--- STATED GOAL ---
Copy out each line of the listing that has the word "January" in it.

Data excerpts:
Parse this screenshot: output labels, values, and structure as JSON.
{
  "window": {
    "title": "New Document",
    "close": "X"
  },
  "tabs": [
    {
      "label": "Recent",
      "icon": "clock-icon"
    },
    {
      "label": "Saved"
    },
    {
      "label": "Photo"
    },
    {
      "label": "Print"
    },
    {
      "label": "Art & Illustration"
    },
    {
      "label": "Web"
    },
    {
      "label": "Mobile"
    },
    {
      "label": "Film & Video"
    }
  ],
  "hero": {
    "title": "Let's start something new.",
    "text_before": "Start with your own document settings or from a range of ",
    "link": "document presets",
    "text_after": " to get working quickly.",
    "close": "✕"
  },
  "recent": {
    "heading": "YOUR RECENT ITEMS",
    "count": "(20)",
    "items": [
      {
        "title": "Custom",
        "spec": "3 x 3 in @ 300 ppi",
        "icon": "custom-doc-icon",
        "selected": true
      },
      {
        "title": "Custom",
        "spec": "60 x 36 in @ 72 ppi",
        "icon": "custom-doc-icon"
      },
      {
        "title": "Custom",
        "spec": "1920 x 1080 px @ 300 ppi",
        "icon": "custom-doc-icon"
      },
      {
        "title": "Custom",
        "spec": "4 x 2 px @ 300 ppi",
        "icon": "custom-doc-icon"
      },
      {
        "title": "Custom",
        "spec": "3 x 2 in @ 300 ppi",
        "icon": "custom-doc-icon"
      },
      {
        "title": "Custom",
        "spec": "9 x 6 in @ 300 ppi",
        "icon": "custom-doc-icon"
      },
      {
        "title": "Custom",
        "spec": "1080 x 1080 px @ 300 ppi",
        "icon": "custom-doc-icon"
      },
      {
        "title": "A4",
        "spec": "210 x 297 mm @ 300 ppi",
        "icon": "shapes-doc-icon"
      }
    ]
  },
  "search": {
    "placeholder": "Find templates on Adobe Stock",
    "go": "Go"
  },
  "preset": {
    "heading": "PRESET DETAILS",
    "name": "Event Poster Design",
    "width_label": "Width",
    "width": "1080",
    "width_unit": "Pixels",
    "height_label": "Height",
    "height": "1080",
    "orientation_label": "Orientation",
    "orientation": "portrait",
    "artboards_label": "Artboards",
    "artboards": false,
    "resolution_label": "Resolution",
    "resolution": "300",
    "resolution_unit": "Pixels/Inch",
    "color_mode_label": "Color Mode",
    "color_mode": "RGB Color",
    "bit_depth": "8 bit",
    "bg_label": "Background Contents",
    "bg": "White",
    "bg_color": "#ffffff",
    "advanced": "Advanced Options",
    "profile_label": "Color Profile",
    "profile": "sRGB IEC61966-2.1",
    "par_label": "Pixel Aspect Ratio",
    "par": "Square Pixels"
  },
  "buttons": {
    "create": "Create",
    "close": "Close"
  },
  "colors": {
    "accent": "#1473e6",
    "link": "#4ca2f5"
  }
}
* * *
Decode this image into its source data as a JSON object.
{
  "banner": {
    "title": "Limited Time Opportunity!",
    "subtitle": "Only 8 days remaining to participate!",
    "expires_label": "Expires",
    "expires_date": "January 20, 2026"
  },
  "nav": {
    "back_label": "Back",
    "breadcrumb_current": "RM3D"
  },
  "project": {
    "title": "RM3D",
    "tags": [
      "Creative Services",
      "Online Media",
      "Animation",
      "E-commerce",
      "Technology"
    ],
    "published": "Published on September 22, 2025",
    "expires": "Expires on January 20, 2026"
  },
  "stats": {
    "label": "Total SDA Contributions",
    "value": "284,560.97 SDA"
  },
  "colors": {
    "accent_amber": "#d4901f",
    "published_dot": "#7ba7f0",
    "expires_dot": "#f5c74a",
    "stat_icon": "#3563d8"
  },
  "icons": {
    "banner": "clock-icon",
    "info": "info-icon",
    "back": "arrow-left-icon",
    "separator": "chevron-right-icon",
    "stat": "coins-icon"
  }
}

--- SOLVED PROBLEM ---
    "expires_date": "January 20, 2026"
    "expires": "Expires on January 20, 2026"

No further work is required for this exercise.